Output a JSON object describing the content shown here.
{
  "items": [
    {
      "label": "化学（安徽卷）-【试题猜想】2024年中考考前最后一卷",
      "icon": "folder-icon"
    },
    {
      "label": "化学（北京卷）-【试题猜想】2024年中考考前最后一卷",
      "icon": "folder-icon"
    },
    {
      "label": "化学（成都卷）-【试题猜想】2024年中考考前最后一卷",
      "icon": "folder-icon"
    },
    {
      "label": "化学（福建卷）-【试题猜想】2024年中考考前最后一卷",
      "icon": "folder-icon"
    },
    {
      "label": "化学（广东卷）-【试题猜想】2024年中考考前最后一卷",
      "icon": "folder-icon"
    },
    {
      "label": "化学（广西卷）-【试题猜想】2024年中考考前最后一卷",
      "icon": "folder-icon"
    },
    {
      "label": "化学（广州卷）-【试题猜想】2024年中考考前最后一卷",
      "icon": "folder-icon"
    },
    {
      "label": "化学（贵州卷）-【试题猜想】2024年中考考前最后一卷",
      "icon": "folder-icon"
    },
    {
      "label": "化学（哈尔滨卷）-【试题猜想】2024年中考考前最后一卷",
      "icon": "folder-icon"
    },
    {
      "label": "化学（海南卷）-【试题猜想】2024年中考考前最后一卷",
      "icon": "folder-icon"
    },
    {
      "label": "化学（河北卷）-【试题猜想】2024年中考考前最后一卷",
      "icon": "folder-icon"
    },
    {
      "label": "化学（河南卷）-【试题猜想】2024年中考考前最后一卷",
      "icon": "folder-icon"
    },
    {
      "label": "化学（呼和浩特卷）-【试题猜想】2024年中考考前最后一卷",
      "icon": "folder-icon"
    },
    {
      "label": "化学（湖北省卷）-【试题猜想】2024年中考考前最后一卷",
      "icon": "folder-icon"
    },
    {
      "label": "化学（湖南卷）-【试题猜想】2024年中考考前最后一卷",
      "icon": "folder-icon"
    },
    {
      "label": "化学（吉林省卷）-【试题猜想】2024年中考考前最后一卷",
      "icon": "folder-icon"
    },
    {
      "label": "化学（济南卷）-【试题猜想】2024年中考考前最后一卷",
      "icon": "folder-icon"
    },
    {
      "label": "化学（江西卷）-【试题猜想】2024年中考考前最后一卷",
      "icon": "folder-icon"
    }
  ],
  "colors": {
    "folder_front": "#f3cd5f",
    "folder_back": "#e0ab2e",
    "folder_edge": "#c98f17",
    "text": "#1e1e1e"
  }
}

# # # #

* **AIM OF THE TASK**
Copy the records above exactly as they appear.

* **CORRECT ANSWER**
Output a JSON object describing the content shown here.
{
  "items": [
    {
      "label": "化学（安徽卷）-【试题猜想】2024年中考考前最后一卷",
      "icon": "folder-icon"
    },
    {
      "label": "化学（北京卷）-【试题猜想】2024年中考考前最后一卷",
      "icon": "folder-icon"
    },
    {
      "label": "化学（成都卷）-【试题猜想】2024年中考考前最后一卷",
      "icon": "folder-icon"
    },
    {
      "label": "化学（福建卷）-【试题猜想】2024年中考考前最后一卷",
      "icon": "folder-icon"
    },
    {
      "label": "化学（广东卷）-【试题猜想】2024年中考考前最后一卷",
      "icon": "folder-icon"
    },
    {
      "label": "化学（广西卷）-【试题猜想】2024年中考考前最后一卷",
      "icon": "folder-icon"
    },
    {
      "label": "化学（广州卷）-【试题猜想】2024年中考考前最后一卷",
      "icon": "folder-icon"
    },
    {
      "label": "化学（贵州卷）-【试题猜想】2024年中考考前最后一卷",
      "icon": "folder-icon"
    },
    {
      "label": "化学（哈尔滨卷）-【试题猜想】2024年中考考前最后一卷",
      "icon": "folder-icon"
    },
    {
      "label": "化学（海南卷）-【试题猜想】2024年中考考前最后一卷",
      "icon": "folder-icon"
    },
    {
      "label": "化学（河北卷）-【试题猜想】2024年中考考前最后一卷",
      "icon": "folder-icon"
    },
    {
      "label": "化学（河南卷）-【试题猜想】2024年中考考前最后一卷",
      "icon": "folder-icon"
    },
    {
      "label": "化学（呼和浩特卷）-【试题猜想】2024年中考考前最后一卷",
      "icon": "folder-icon"
    },
    {
      "label": "化学（湖北省卷）-【试题猜想】2024年中考考前最后一卷",
      "icon": "folder-icon"
    },
    {
      "label": "化学（湖南卷）-【试题猜想】2024年中考考前最后一卷",
      "icon": "folder-icon"
    },
    {
      "label": "化学（吉林省卷）-【试题猜想】2024年中考考前最后一卷",
      "icon": "folder-icon"
    },
    {
      "label": "化学（济南卷）-【试题猜想】2024年中考考前最后一卷",
      "icon": "folder-icon"
    },
    {
      "label": "化学（江西卷）-【试题猜想】2024年中考考前最后一卷",
      "icon": "folder-icon"
    }
  ],
  "colors": {
    "folder_front": "#f3cd5f",
    "folder_back": "#e0ab2e",
    "folder_edge": "#c98f17",
    "text": "#1e1e1e"
  }
}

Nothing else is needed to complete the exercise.